#### [What is needed]
Pictures stay out of the copy; restate everything else in the material exactly.

(Recorded data)
----------------

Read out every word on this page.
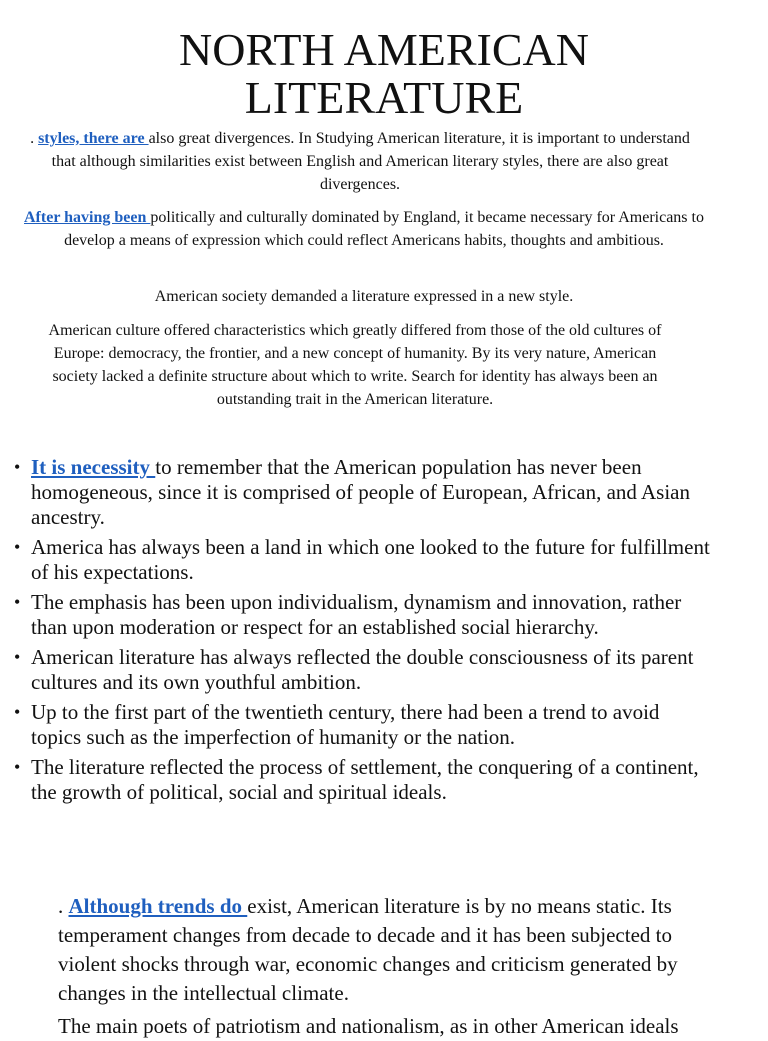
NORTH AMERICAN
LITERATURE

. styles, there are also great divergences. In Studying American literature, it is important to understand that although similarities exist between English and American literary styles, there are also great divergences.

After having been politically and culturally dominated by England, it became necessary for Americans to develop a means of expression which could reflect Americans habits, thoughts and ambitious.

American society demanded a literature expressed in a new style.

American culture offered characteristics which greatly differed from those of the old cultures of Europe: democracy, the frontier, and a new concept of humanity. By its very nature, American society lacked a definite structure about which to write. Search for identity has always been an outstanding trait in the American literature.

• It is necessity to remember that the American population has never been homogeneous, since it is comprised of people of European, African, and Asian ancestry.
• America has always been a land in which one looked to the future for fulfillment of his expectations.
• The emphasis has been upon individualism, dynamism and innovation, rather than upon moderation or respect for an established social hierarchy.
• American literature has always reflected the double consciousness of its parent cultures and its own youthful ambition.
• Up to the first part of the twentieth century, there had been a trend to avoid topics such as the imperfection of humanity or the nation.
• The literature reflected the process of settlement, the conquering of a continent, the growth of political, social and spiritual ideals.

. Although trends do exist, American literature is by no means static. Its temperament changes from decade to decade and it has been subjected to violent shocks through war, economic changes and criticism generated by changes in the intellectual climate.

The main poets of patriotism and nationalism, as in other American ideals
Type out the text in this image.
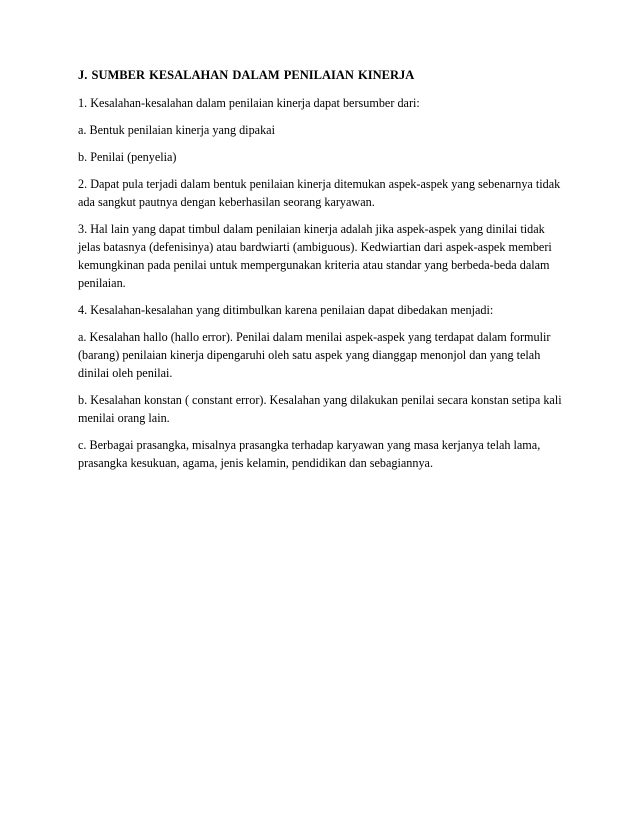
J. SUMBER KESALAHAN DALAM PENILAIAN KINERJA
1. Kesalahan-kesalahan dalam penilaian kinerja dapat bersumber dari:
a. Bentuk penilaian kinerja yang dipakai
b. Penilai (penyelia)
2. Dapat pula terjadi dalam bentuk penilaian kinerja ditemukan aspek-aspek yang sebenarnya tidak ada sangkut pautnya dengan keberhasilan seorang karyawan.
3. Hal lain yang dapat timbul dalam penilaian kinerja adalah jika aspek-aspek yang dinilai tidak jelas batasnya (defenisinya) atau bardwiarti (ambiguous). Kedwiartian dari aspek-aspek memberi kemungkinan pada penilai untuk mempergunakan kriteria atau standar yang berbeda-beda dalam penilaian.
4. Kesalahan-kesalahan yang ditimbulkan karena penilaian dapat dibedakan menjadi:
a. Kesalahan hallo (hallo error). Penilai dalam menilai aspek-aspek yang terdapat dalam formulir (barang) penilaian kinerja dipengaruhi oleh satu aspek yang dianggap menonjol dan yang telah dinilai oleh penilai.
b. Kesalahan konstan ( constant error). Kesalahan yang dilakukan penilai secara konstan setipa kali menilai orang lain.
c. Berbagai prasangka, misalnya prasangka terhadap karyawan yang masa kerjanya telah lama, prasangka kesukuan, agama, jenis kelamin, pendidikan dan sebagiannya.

----------------

#### [Result for this exercise]
Read out every word on this page.
NORTH AMERICAN
LITERATURE

. styles, there are also great divergences. In Studying American literature, it is important to understand that although similarities exist between English and American literary styles, there are also great divergences.

After having been politically and culturally dominated by England, it became necessary for Americans to develop a means of expression which could reflect Americans habits, thoughts and ambitious.

American society demanded a literature expressed in a new style.

American culture offered characteristics which greatly differed from those of the old cultures of Europe: democracy, the frontier, and a new concept of humanity. By its very nature, American society lacked a definite structure about which to write. Search for identity has always been an outstanding trait in the American literature.

• It is necessity to remember that the American population has never been homogeneous, since it is comprised of people of European, African, and Asian ancestry.
• America has always been a land in which one looked to the future for fulfillment of his expectations.
• The emphasis has been upon individualism, dynamism and innovation, rather than upon moderation or respect for an established social hierarchy.
• American literature has always reflected the double consciousness of its parent cultures and its own youthful ambition.
• Up to the first part of the twentieth century, there had been a trend to avoid topics such as the imperfection of humanity or the nation.
• The literature reflected the process of settlement, the conquering of a continent, the growth of political, social and spiritual ideals.

. Although trends do exist, American literature is by no means static. Its temperament changes from decade to decade and it has been subjected to violent shocks through war, economic changes and criticism generated by changes in the intellectual climate.

The main poets of patriotism and nationalism, as in other American ideals
Type out the text in this image.
J. SUMBER KESALAHAN DALAM PENILAIAN KINERJA
1. Kesalahan-kesalahan dalam penilaian kinerja dapat bersumber dari:
a. Bentuk penilaian kinerja yang dipakai
b. Penilai (penyelia)
2. Dapat pula terjadi dalam bentuk penilaian kinerja ditemukan aspek-aspek yang sebenarnya tidak ada sangkut pautnya dengan keberhasilan seorang karyawan.
3. Hal lain yang dapat timbul dalam penilaian kinerja adalah jika aspek-aspek yang dinilai tidak jelas batasnya (defenisinya) atau bardwiarti (ambiguous). Kedwiartian dari aspek-aspek memberi kemungkinan pada penilai untuk mempergunakan kriteria atau standar yang berbeda-beda dalam penilaian.
4. Kesalahan-kesalahan yang ditimbulkan karena penilaian dapat dibedakan menjadi:
a. Kesalahan hallo (hallo error). Penilai dalam menilai aspek-aspek yang terdapat dalam formulir (barang) penilaian kinerja dipengaruhi oleh satu aspek yang dianggap menonjol dan yang telah dinilai oleh penilai.
b. Kesalahan konstan ( constant error). Kesalahan yang dilakukan penilai secara konstan setipa kali menilai orang lain.
c. Berbagai prasangka, misalnya prasangka terhadap karyawan yang masa kerjanya telah lama, prasangka kesukuan, agama, jenis kelamin, pendidikan dan sebagiannya.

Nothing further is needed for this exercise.